Dataset ::
>> start

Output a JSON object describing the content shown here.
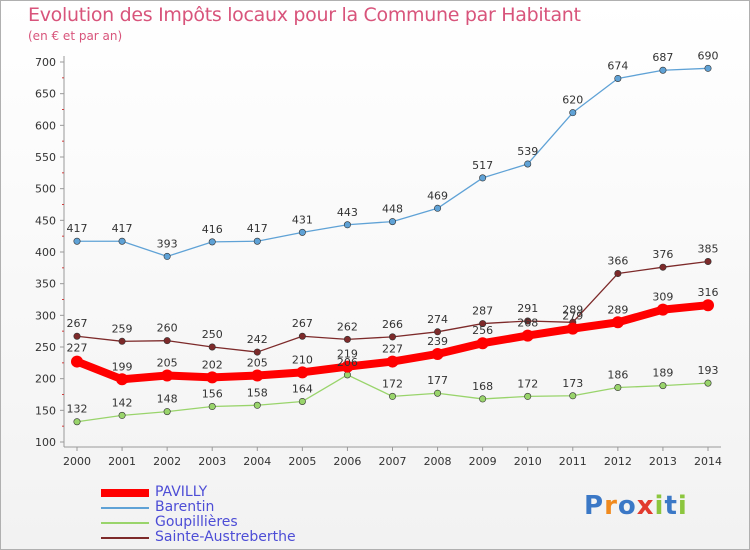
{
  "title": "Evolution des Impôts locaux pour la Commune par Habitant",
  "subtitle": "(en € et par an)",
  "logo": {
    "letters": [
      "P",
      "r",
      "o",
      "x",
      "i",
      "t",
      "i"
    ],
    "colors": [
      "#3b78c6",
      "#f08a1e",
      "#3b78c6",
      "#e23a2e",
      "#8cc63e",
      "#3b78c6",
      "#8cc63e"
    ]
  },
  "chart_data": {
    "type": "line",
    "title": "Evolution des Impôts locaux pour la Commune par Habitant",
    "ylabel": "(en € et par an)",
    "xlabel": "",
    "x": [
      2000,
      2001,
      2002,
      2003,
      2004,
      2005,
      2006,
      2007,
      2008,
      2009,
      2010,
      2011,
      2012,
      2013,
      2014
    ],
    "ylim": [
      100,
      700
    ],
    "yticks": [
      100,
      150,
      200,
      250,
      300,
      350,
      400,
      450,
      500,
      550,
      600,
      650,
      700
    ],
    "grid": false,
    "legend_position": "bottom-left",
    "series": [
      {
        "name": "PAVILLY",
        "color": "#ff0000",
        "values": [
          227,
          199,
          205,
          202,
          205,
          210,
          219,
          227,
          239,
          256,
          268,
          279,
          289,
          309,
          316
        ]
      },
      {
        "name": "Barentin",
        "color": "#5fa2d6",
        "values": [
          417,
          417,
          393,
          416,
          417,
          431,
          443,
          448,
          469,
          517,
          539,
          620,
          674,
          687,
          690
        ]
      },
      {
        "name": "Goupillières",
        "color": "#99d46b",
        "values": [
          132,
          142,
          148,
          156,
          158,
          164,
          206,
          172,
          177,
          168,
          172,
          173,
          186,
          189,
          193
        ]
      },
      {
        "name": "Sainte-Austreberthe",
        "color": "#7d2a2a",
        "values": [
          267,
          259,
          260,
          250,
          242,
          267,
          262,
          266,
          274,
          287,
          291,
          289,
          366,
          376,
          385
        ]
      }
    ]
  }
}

>> end

Description of the task ::
Locate all lines holding the word "Habitant", then copy them out.

Full answer ::
  "title": "Evolution des Impôts locaux pour la Commune par Habitant",
    "title": "Evolution des Impôts locaux pour la Commune par Habitant",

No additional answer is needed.